## Task prompt
Copy each line holding the string "cunt".

## Task data
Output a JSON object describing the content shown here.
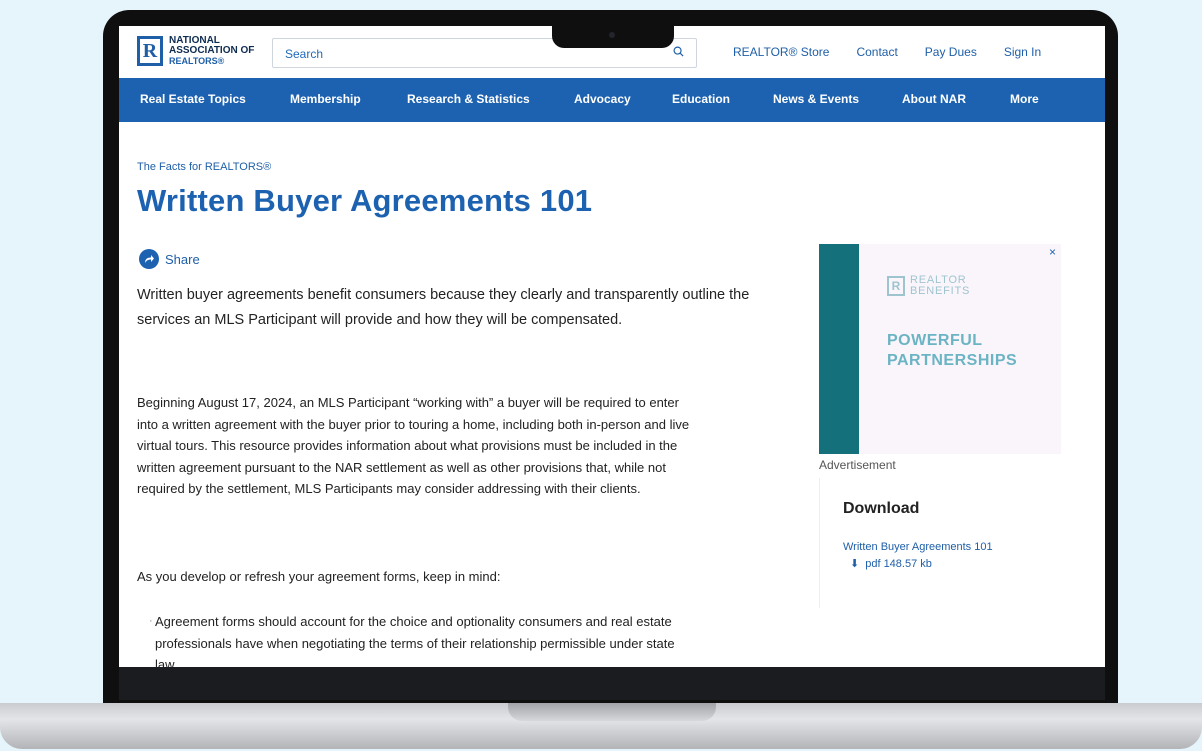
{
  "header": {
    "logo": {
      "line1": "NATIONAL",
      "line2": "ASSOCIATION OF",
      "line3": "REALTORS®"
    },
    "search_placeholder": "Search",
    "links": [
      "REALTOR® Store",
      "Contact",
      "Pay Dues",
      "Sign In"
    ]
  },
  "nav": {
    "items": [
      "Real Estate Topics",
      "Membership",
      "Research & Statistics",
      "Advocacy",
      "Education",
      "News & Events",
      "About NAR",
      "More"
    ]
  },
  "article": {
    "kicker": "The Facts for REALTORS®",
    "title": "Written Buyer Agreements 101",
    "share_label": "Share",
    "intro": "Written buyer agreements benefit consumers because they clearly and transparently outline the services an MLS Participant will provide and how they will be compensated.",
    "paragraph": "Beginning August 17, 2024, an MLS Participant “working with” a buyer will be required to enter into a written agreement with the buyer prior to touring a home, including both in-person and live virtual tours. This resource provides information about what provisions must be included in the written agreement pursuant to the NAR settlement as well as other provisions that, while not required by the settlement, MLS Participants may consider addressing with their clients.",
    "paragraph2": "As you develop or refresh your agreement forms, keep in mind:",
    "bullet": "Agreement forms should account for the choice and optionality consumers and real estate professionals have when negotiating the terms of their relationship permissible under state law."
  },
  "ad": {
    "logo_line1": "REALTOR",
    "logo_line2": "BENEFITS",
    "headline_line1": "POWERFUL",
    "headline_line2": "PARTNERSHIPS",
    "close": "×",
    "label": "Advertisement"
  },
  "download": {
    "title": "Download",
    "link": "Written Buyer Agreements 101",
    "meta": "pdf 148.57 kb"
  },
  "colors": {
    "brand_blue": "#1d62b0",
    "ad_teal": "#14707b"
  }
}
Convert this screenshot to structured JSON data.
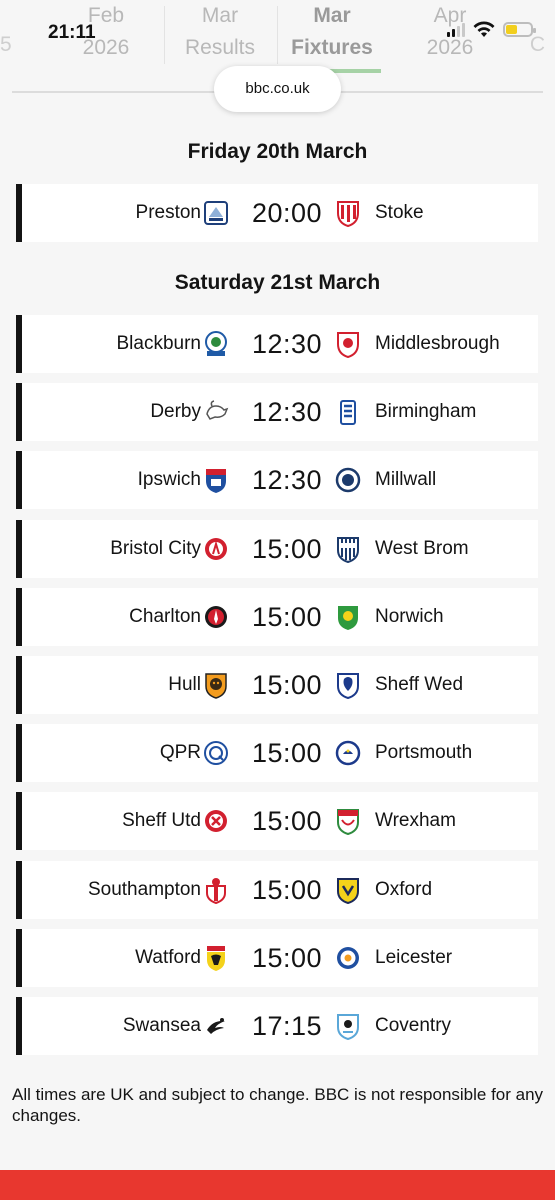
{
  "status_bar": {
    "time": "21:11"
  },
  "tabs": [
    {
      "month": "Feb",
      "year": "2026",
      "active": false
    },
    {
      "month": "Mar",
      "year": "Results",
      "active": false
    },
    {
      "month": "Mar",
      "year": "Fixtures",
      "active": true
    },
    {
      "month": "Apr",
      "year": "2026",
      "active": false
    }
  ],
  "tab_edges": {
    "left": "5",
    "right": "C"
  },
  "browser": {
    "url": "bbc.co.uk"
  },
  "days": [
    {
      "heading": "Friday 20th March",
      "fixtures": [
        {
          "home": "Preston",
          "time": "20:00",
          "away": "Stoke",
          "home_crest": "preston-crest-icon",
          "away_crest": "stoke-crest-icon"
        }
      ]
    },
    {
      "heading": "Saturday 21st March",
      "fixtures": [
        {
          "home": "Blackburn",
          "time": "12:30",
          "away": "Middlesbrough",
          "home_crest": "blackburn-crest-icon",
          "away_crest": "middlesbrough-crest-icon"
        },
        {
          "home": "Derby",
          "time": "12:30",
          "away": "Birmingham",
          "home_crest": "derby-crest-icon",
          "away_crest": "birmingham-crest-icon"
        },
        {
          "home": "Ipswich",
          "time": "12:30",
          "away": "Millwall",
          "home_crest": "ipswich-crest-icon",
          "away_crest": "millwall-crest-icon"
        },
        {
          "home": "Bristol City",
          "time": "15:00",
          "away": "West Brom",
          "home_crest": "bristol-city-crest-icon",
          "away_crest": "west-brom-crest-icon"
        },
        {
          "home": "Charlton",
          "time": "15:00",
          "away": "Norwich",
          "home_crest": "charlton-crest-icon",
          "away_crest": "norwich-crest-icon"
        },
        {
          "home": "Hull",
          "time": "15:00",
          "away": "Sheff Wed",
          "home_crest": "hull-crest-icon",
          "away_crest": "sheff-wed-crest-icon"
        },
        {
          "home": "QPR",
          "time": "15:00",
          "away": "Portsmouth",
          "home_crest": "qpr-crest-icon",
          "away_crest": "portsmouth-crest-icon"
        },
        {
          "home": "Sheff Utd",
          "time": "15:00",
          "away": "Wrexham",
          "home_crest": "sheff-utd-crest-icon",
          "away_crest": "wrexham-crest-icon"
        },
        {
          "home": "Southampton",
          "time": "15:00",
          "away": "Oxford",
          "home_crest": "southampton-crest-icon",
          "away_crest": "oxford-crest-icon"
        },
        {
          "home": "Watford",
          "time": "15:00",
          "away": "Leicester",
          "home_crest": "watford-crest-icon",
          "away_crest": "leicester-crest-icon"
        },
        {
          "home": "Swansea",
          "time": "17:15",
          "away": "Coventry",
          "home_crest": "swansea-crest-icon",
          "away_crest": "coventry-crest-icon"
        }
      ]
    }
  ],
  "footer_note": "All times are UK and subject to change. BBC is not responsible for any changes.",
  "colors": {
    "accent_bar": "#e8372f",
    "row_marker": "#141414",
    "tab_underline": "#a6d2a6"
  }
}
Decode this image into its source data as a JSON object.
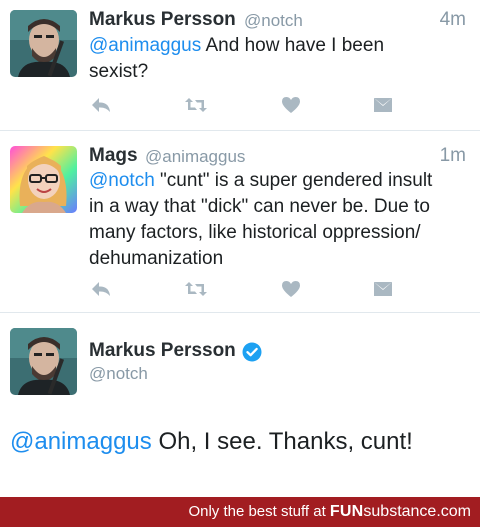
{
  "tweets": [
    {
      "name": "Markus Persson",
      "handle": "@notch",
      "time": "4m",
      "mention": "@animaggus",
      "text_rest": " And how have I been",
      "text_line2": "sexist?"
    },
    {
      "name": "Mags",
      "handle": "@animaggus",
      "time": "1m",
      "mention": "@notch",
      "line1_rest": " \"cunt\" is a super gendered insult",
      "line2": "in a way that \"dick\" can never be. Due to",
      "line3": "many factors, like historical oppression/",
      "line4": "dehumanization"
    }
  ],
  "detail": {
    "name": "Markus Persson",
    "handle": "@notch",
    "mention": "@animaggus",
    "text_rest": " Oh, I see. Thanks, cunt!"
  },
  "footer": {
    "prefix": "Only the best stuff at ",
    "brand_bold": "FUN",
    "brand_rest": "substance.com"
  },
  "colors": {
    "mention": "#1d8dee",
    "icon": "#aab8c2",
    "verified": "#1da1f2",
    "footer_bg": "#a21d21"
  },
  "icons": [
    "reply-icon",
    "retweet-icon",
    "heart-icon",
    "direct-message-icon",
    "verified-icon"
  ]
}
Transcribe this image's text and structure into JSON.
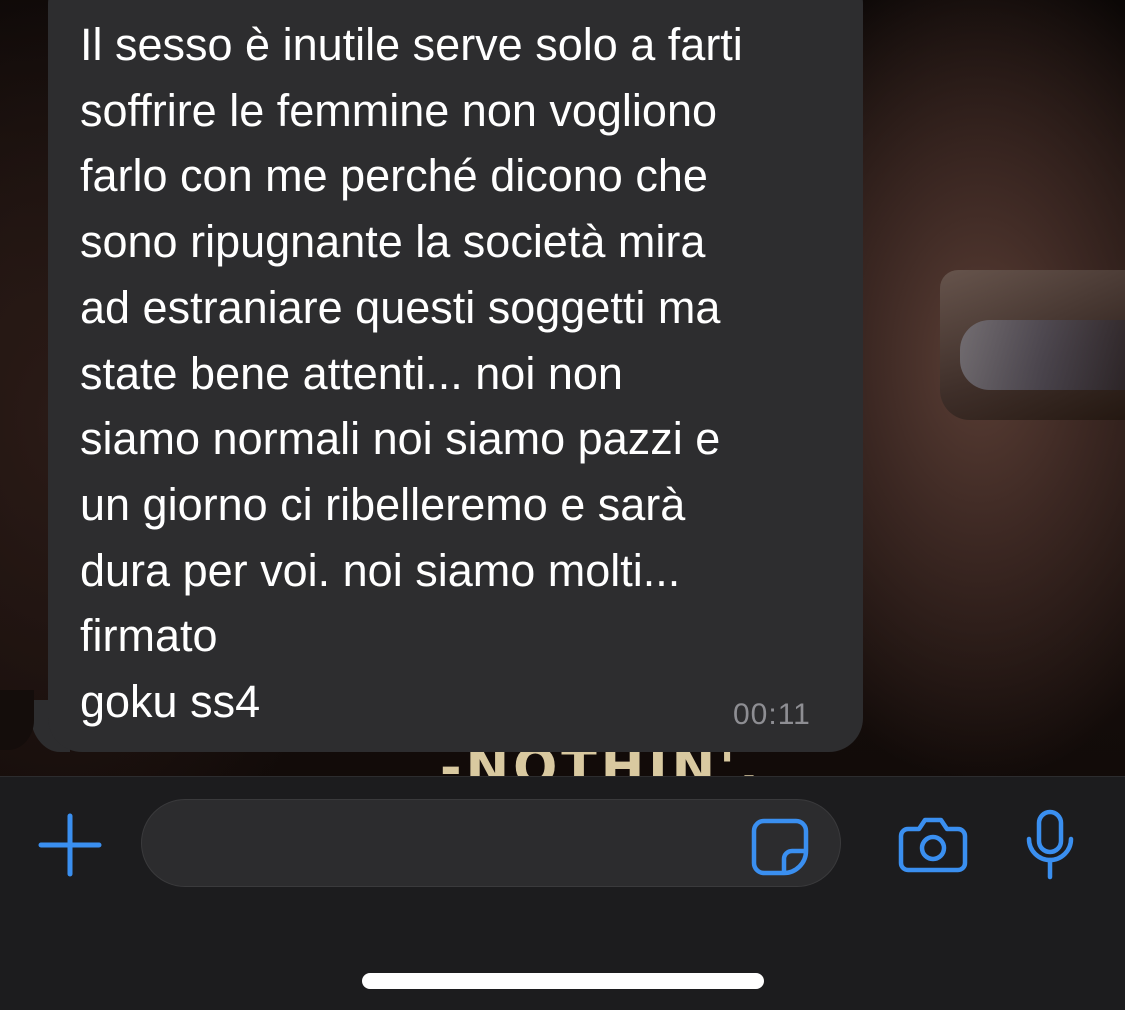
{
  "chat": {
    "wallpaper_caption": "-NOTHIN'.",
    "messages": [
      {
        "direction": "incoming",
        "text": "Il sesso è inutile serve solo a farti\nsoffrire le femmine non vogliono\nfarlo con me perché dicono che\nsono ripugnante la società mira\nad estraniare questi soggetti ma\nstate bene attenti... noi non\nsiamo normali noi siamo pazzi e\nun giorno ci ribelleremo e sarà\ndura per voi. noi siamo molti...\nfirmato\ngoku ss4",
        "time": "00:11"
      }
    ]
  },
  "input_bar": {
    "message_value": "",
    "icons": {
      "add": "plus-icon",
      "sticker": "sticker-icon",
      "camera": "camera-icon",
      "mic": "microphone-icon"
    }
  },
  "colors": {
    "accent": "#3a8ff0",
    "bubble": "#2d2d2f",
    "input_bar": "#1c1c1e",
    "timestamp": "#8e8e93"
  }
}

## Result for this exercise
      "line1_rest": " \"cunt\" is a super gendered insult",
    "text_rest": " Oh, I see. Thanks, cunt!"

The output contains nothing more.